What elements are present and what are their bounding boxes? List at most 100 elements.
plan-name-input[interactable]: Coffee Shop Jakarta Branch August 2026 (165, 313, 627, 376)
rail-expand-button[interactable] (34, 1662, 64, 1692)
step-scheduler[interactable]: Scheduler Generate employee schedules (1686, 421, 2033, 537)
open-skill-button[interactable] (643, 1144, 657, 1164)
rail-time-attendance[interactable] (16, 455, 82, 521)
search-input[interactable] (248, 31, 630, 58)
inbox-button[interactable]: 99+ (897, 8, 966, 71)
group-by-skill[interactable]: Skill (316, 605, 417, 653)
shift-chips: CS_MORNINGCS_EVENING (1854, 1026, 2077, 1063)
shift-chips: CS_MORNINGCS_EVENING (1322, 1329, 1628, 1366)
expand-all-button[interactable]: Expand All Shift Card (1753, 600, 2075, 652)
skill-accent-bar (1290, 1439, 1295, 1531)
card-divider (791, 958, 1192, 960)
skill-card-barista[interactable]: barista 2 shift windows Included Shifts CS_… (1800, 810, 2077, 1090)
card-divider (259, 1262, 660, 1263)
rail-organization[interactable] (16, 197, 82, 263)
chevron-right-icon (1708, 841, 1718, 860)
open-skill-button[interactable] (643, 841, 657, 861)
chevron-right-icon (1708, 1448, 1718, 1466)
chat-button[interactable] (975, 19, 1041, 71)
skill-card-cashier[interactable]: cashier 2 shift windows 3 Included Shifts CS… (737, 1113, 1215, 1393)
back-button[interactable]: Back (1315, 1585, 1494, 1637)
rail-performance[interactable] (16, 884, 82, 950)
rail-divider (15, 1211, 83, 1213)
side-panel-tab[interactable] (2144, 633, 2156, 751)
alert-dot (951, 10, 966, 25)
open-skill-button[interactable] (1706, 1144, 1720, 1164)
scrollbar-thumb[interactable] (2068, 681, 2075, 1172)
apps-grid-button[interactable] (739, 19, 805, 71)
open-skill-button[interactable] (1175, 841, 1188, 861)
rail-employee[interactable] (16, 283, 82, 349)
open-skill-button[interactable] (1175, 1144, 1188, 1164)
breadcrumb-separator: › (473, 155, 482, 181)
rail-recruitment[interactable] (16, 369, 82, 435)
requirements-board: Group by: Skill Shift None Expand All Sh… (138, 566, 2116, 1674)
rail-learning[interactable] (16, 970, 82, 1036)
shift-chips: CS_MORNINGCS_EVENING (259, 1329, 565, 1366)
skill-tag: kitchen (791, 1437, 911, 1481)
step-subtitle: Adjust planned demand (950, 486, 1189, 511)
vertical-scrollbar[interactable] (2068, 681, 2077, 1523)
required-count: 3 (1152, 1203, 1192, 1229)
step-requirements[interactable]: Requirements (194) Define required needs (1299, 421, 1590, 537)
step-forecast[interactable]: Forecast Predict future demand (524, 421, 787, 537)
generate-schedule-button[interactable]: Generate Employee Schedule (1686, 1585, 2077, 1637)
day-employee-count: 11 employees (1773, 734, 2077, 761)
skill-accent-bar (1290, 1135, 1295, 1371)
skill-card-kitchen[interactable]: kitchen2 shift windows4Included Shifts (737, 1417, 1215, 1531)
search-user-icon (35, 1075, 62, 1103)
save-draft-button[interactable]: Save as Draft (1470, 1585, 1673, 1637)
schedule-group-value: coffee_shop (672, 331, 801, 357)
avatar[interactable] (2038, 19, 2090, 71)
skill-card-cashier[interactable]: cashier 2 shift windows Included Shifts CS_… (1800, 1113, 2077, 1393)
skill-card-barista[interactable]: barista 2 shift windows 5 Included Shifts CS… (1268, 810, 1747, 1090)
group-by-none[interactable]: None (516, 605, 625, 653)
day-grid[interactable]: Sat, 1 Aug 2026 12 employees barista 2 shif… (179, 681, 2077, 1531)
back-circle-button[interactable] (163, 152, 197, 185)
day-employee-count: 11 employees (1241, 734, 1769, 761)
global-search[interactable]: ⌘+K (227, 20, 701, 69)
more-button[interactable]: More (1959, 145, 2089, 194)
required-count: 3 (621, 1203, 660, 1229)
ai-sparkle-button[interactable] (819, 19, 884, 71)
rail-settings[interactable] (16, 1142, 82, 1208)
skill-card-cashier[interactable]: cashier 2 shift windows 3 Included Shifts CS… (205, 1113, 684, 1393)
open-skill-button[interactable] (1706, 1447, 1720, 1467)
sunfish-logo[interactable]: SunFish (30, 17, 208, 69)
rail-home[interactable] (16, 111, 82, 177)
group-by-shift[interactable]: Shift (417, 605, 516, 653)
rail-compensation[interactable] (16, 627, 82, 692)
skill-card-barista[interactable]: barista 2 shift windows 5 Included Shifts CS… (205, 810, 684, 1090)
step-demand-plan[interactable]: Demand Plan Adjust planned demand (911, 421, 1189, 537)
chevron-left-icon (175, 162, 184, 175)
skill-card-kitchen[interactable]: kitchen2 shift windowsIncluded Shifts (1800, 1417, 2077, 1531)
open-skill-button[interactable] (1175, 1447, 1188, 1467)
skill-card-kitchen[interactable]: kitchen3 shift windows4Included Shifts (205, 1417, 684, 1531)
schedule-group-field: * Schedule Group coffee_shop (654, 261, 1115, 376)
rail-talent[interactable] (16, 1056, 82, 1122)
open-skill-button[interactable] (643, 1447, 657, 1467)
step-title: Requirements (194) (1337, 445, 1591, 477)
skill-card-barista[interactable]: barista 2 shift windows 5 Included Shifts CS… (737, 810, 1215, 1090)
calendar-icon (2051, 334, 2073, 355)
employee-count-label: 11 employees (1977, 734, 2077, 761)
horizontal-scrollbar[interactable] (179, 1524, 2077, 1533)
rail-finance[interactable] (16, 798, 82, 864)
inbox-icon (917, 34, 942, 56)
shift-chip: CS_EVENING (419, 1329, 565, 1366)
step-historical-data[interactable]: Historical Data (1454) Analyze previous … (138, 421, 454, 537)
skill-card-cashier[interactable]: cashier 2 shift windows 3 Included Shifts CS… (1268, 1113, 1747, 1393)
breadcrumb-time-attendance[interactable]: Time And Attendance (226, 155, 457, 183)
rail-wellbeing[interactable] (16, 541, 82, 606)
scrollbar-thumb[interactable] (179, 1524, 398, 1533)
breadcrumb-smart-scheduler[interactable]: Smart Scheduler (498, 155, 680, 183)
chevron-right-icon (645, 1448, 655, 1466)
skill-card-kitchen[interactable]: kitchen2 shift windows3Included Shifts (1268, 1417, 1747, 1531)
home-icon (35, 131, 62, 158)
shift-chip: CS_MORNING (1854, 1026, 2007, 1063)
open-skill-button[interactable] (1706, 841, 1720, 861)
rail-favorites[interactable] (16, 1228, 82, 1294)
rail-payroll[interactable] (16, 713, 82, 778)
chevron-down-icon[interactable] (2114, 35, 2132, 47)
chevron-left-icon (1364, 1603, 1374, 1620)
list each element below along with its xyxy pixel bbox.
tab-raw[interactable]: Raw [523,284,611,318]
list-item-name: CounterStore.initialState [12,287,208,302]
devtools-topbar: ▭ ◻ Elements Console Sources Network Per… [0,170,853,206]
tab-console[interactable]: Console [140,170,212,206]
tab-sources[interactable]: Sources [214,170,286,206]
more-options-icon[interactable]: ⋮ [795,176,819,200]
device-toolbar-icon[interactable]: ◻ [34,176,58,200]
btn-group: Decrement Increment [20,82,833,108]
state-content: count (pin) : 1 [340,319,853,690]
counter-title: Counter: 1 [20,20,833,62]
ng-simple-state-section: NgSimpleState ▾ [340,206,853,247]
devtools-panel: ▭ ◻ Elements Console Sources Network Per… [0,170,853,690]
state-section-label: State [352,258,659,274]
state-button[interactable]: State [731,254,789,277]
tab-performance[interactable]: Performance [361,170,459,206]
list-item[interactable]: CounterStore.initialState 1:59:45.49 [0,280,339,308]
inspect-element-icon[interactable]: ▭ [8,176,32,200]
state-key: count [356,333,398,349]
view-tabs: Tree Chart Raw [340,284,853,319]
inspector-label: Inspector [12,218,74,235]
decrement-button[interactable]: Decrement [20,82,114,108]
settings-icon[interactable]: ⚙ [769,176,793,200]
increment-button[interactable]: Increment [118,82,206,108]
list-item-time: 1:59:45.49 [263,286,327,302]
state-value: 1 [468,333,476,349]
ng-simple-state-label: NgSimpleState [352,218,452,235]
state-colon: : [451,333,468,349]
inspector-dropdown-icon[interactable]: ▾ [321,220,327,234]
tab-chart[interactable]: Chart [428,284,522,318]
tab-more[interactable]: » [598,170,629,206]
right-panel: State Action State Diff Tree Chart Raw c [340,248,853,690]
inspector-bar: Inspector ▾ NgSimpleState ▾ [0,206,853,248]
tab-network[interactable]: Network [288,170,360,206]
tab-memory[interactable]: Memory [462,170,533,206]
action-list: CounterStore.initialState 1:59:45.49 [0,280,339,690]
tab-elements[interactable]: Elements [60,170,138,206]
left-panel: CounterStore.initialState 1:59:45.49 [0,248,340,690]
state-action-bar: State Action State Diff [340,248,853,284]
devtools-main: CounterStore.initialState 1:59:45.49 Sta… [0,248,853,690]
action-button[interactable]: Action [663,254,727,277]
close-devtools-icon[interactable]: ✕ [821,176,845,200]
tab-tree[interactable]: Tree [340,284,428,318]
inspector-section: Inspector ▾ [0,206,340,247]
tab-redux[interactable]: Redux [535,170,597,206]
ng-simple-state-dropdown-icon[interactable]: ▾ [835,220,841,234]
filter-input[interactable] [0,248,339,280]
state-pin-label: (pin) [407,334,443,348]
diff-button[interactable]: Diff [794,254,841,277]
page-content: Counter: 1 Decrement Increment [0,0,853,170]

+-------+

**Aim of the task**
Copy out word for word the lines from the very first one down to and including the line containing "chevron-right-icon (1708, 1448, 1718, 1466)".

**Result for this exercise**
What elements are present and what are their bounding boxes? List at most 100 elements.
plan-name-input[interactable]: Coffee Shop Jakarta Branch August 2026 (165, 313, 627, 376)
rail-expand-button[interactable] (34, 1662, 64, 1692)
step-scheduler[interactable]: Scheduler Generate employee schedules (1686, 421, 2033, 537)
open-skill-button[interactable] (643, 1144, 657, 1164)
rail-time-attendance[interactable] (16, 455, 82, 521)
search-input[interactable] (248, 31, 630, 58)
inbox-button[interactable]: 99+ (897, 8, 966, 71)
group-by-skill[interactable]: Skill (316, 605, 417, 653)
shift-chips: CS_MORNINGCS_EVENING (1854, 1026, 2077, 1063)
shift-chips: CS_MORNINGCS_EVENING (1322, 1329, 1628, 1366)
expand-all-button[interactable]: Expand All Shift Card (1753, 600, 2075, 652)
skill-accent-bar (1290, 1439, 1295, 1531)
card-divider (791, 958, 1192, 960)
skill-card-barista[interactable]: barista 2 shift windows Included Shifts CS_… (1800, 810, 2077, 1090)
card-divider (259, 1262, 660, 1263)
rail-organization[interactable] (16, 197, 82, 263)
chevron-right-icon (1708, 841, 1718, 860)
open-skill-button[interactable] (643, 841, 657, 861)
chevron-right-icon (1708, 1448, 1718, 1466)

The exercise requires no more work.